Source data

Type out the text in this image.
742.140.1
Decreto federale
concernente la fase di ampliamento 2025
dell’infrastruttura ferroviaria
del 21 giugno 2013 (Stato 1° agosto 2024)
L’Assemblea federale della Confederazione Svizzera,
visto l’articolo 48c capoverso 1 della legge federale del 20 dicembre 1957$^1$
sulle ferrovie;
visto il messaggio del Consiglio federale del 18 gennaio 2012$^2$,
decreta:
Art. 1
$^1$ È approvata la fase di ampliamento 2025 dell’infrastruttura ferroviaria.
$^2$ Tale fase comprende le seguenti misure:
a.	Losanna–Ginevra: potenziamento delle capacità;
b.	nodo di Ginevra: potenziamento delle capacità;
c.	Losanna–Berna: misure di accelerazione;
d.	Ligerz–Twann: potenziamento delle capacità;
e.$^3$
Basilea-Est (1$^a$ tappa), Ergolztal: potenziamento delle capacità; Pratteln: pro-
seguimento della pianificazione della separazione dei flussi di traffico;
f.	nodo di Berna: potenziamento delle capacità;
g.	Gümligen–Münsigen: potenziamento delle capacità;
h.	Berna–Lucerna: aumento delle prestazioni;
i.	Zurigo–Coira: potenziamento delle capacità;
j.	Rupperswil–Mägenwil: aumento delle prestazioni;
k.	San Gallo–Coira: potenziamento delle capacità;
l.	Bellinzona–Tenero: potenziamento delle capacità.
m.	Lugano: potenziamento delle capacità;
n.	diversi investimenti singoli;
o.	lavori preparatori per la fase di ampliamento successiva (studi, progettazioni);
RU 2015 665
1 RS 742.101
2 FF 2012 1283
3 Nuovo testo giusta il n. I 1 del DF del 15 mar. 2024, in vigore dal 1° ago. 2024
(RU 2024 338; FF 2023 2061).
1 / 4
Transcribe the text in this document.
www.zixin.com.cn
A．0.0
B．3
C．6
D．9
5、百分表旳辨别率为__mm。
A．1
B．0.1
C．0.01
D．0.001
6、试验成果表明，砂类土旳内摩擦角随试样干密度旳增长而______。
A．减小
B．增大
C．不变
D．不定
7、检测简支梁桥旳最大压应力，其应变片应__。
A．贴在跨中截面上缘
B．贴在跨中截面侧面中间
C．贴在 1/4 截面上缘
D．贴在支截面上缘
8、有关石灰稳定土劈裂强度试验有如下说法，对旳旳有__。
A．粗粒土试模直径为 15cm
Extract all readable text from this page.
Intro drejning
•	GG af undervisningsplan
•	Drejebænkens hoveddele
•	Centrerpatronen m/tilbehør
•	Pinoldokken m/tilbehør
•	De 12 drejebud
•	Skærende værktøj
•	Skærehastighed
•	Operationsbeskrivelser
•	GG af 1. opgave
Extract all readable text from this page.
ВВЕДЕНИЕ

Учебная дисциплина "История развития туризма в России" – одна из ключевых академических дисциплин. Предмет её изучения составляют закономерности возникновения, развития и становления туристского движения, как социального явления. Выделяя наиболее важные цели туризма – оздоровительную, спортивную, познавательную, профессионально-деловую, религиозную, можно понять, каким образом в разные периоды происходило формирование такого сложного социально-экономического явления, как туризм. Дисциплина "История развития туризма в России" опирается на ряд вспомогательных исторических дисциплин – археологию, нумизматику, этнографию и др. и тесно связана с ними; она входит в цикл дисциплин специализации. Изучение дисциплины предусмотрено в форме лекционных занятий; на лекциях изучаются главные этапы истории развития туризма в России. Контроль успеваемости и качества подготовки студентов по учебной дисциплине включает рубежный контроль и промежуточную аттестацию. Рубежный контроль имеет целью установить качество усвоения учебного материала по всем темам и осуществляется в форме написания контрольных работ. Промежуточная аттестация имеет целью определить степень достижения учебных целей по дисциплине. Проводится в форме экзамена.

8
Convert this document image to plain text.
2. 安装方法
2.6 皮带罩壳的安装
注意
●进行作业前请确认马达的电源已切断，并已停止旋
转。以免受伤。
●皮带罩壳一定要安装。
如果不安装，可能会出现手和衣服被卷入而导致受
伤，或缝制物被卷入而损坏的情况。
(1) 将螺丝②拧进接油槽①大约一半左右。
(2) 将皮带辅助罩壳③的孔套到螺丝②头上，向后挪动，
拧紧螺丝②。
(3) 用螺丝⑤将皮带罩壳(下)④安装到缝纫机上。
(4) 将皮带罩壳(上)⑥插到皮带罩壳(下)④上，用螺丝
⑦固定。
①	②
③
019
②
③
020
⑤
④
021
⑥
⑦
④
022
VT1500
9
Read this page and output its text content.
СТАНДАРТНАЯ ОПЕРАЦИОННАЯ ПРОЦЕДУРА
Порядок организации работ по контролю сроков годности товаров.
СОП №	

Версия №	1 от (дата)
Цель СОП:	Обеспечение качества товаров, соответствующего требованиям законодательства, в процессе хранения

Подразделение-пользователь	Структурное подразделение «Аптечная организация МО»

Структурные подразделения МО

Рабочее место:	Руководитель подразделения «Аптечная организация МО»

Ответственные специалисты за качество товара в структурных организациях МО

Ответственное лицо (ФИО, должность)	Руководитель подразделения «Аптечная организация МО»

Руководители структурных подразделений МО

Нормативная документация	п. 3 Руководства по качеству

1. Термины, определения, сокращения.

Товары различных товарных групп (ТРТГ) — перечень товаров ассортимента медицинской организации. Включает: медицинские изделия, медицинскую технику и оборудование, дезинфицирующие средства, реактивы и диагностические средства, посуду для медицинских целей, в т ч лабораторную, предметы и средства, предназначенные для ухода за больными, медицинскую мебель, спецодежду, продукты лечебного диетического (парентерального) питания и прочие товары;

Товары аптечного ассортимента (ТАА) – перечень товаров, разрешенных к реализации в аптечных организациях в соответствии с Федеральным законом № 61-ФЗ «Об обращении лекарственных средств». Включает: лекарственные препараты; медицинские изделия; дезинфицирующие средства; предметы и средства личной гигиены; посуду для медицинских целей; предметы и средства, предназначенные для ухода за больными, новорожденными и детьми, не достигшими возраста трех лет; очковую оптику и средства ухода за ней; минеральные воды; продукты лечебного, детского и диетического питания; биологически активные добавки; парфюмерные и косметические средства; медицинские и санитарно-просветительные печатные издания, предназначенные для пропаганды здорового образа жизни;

## Goal of the exercise
From the entries above, select each line containing the string "подразделения".

## Problem solution
Структурные подразделения МО
Рабочее место:	Руководитель подразделения «Аптечная организация МО»
Ответственное лицо (ФИО, должность)	Руководитель подразделения «Аптечная организация МО»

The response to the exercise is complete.